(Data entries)
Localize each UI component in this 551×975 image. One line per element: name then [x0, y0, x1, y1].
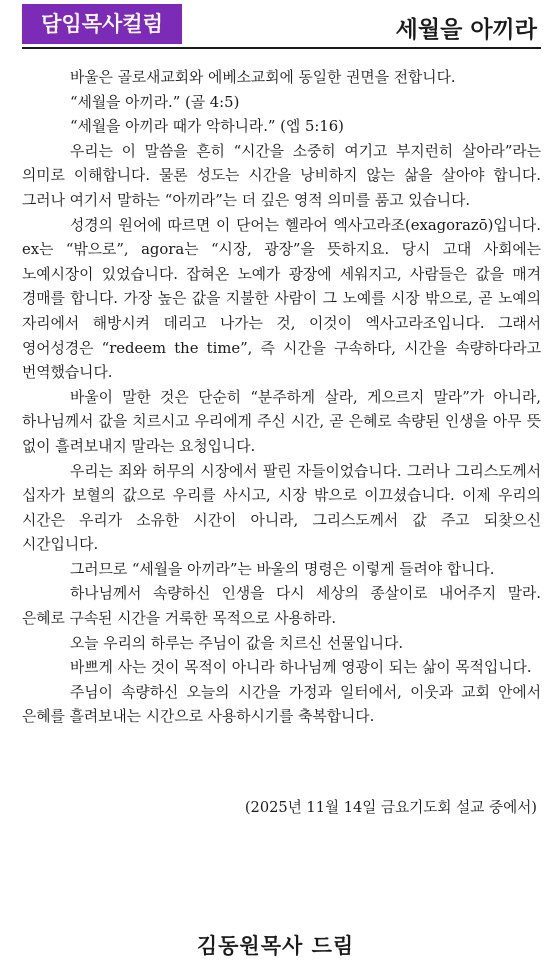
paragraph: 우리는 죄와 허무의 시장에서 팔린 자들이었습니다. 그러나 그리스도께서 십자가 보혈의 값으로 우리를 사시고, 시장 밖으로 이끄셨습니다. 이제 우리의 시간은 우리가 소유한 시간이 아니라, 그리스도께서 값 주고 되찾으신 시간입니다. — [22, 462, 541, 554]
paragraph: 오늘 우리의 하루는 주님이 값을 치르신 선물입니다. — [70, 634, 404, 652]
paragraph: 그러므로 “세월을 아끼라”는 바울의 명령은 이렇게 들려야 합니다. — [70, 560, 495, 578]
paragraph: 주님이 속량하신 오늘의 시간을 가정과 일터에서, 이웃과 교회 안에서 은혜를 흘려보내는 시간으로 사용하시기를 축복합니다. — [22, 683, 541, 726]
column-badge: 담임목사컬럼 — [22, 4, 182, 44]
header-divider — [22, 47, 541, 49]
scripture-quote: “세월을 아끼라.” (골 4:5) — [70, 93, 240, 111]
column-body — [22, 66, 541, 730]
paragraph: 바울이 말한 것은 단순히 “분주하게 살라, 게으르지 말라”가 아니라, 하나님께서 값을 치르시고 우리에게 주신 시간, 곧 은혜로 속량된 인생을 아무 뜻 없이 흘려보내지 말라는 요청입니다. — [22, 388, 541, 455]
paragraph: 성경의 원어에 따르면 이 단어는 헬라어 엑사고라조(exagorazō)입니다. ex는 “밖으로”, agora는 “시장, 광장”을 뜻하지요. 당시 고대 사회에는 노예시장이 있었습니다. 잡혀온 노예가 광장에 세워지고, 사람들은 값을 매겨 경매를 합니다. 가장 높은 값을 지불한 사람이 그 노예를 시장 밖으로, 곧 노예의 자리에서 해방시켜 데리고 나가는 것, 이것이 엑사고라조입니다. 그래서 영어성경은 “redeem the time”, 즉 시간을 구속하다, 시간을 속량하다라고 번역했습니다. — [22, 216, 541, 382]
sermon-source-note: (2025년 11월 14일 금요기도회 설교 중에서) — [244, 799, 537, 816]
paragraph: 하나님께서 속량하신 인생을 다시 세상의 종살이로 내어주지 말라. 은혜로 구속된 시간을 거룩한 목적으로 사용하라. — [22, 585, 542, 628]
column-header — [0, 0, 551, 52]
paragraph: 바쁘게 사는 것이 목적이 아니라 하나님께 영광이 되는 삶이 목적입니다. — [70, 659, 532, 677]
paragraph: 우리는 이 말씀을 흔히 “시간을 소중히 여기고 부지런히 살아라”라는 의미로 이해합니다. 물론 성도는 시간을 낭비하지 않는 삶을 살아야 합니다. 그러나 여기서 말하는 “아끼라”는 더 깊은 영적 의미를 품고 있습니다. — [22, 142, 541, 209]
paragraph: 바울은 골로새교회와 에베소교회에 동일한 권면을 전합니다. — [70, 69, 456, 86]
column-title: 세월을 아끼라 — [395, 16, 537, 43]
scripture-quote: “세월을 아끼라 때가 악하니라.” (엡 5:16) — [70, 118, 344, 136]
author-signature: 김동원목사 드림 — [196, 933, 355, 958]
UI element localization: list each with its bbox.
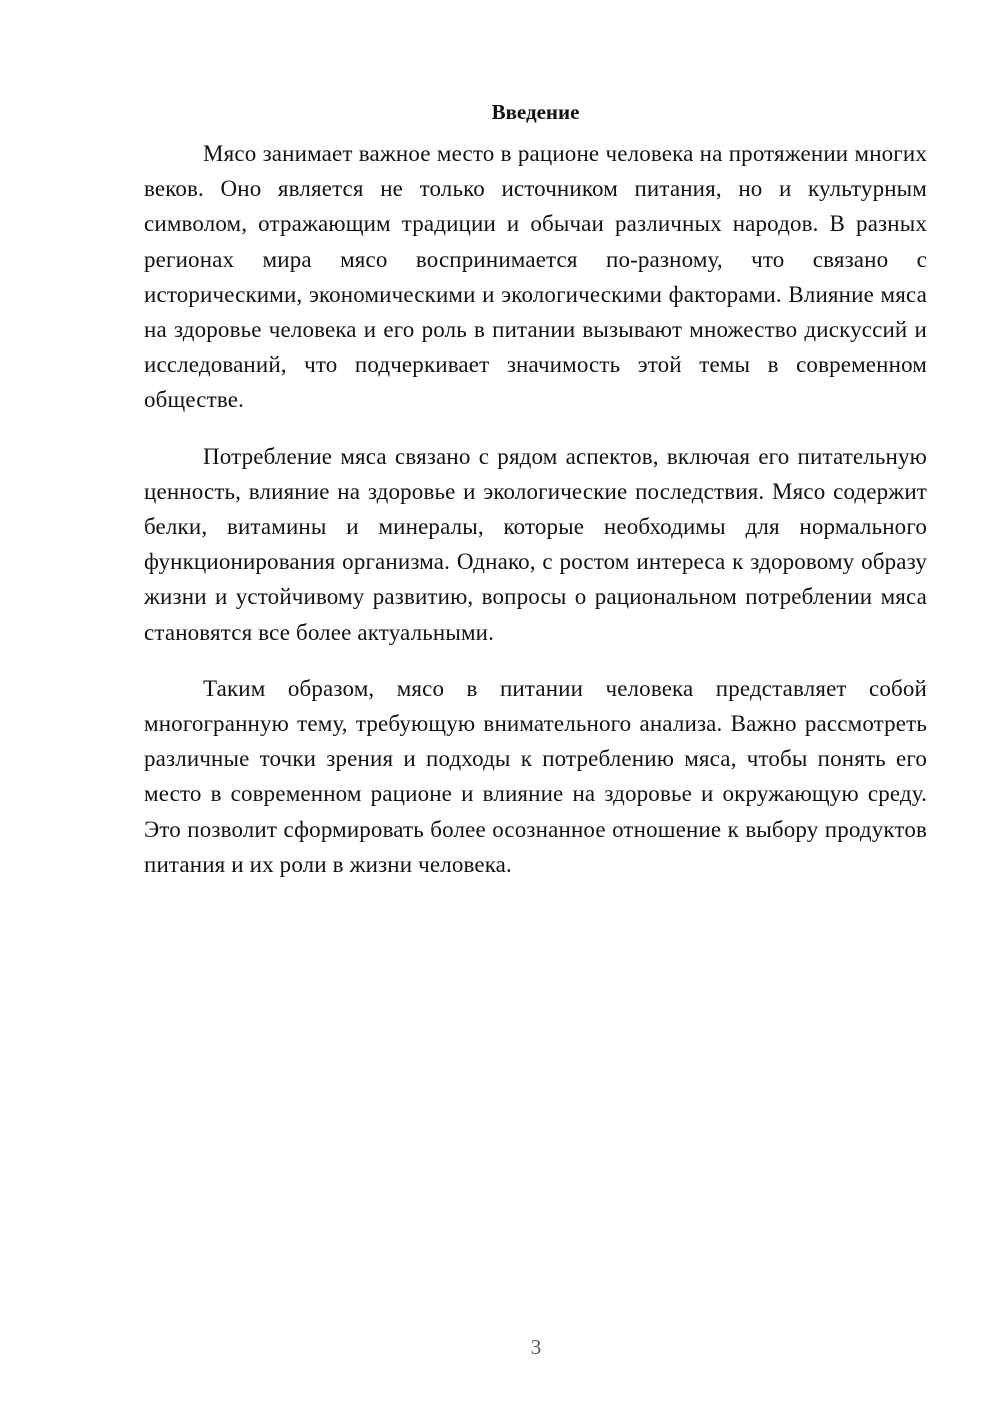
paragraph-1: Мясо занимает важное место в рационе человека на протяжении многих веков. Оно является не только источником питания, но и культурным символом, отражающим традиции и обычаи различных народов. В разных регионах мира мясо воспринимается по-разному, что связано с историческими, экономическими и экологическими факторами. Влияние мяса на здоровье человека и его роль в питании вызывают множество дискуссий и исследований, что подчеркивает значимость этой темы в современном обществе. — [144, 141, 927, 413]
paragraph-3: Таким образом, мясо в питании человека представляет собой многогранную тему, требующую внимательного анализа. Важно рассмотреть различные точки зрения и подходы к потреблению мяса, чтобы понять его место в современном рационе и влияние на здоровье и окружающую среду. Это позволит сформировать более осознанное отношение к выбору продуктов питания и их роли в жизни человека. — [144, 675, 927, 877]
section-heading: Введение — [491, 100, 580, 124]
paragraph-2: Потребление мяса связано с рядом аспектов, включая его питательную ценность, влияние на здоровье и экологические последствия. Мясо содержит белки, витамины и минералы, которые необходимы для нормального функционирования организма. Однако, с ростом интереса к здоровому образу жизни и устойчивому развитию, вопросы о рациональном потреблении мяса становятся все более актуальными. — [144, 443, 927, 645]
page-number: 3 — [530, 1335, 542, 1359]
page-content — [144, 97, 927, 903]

▶ **WHAT THE EXERCISE ASKS**:
Please copy every line of the entries above word for word, leaving out the picture lines.

▶ **THE RESULT**:
Localize each UI component in this 551×975 image. One line per element: name then [x0, y0, x1, y1].
paragraph: 우리는 죄와 허무의 시장에서 팔린 자들이었습니다. 그러나 그리스도께서 십자가 보혈의 값으로 우리를 사시고, 시장 밖으로 이끄셨습니다. 이제 우리의 시간은 우리가 소유한 시간이 아니라, 그리스도께서 값 주고 되찾으신 시간입니다. — [22, 462, 541, 554]
paragraph: 오늘 우리의 하루는 주님이 값을 치르신 선물입니다. — [70, 634, 404, 652]
paragraph: 그러므로 “세월을 아끼라”는 바울의 명령은 이렇게 들려야 합니다. — [70, 560, 495, 578]
paragraph: 주님이 속량하신 오늘의 시간을 가정과 일터에서, 이웃과 교회 안에서 은혜를 흘려보내는 시간으로 사용하시기를 축복합니다. — [22, 683, 541, 726]
column-badge: 담임목사컬럼 — [22, 4, 182, 44]
header-divider — [22, 47, 541, 49]
scripture-quote: “세월을 아끼라.” (골 4:5) — [70, 93, 240, 111]
column-body — [22, 66, 541, 730]
paragraph: 바울이 말한 것은 단순히 “분주하게 살라, 게으르지 말라”가 아니라, 하나님께서 값을 치르시고 우리에게 주신 시간, 곧 은혜로 속량된 인생을 아무 뜻 없이 흘려보내지 말라는 요청입니다. — [22, 388, 541, 455]
paragraph: 성경의 원어에 따르면 이 단어는 헬라어 엑사고라조(exagorazō)입니다. ex는 “밖으로”, agora는 “시장, 광장”을 뜻하지요. 당시 고대 사회에는 노예시장이 있었습니다. 잡혀온 노예가 광장에 세워지고, 사람들은 값을 매겨 경매를 합니다. 가장 높은 값을 지불한 사람이 그 노예를 시장 밖으로, 곧 노예의 자리에서 해방시켜 데리고 나가는 것, 이것이 엑사고라조입니다. 그래서 영어성경은 “redeem the time”, 즉 시간을 구속하다, 시간을 속량하다라고 번역했습니다. — [22, 216, 541, 382]
sermon-source-note: (2025년 11월 14일 금요기도회 설교 중에서) — [244, 799, 537, 816]
paragraph: 하나님께서 속량하신 인생을 다시 세상의 종살이로 내어주지 말라. 은혜로 구속된 시간을 거룩한 목적으로 사용하라. — [22, 585, 542, 628]
column-header — [0, 0, 551, 52]
paragraph: 바쁘게 사는 것이 목적이 아니라 하나님께 영광이 되는 삶이 목적입니다. — [70, 659, 532, 677]
paragraph: 우리는 이 말씀을 흔히 “시간을 소중히 여기고 부지런히 살아라”라는 의미로 이해합니다. 물론 성도는 시간을 낭비하지 않는 삶을 살아야 합니다. 그러나 여기서 말하는 “아끼라”는 더 깊은 영적 의미를 품고 있습니다. — [22, 142, 541, 209]
paragraph: 바울은 골로새교회와 에베소교회에 동일한 권면을 전합니다. — [70, 69, 456, 86]
column-title: 세월을 아끼라 — [395, 16, 537, 43]
scripture-quote: “세월을 아끼라 때가 악하니라.” (엡 5:16) — [70, 118, 344, 136]
author-signature: 김동원목사 드림 — [196, 933, 355, 958]
UI element localization: list each with its bbox.
paragraph-1: Мясо занимает важное место в рационе человека на протяжении многих веков. Оно является не только источником питания, но и культурным символом, отражающим традиции и обычаи различных народов. В разных регионах мира мясо воспринимается по-разному, что связано с историческими, экономическими и экологическими факторами. Влияние мяса на здоровье человека и его роль в питании вызывают множество дискуссий и исследований, что подчеркивает значимость этой темы в современном обществе. — [144, 141, 927, 413]
paragraph-3: Таким образом, мясо в питании человека представляет собой многогранную тему, требующую внимательного анализа. Важно рассмотреть различные точки зрения и подходы к потреблению мяса, чтобы понять его место в современном рационе и влияние на здоровье и окружающую среду. Это позволит сформировать более осознанное отношение к выбору продуктов питания и их роли в жизни человека. — [144, 675, 927, 877]
section-heading: Введение — [491, 100, 580, 124]
paragraph-2: Потребление мяса связано с рядом аспектов, включая его питательную ценность, влияние на здоровье и экологические последствия. Мясо содержит белки, витамины и минералы, которые необходимы для нормального функционирования организма. Однако, с ростом интереса к здоровому образу жизни и устойчивому развитию, вопросы о рациональном потреблении мяса становятся все более актуальными. — [144, 443, 927, 645]
page-number: 3 — [530, 1335, 542, 1359]
page-content — [144, 97, 927, 903]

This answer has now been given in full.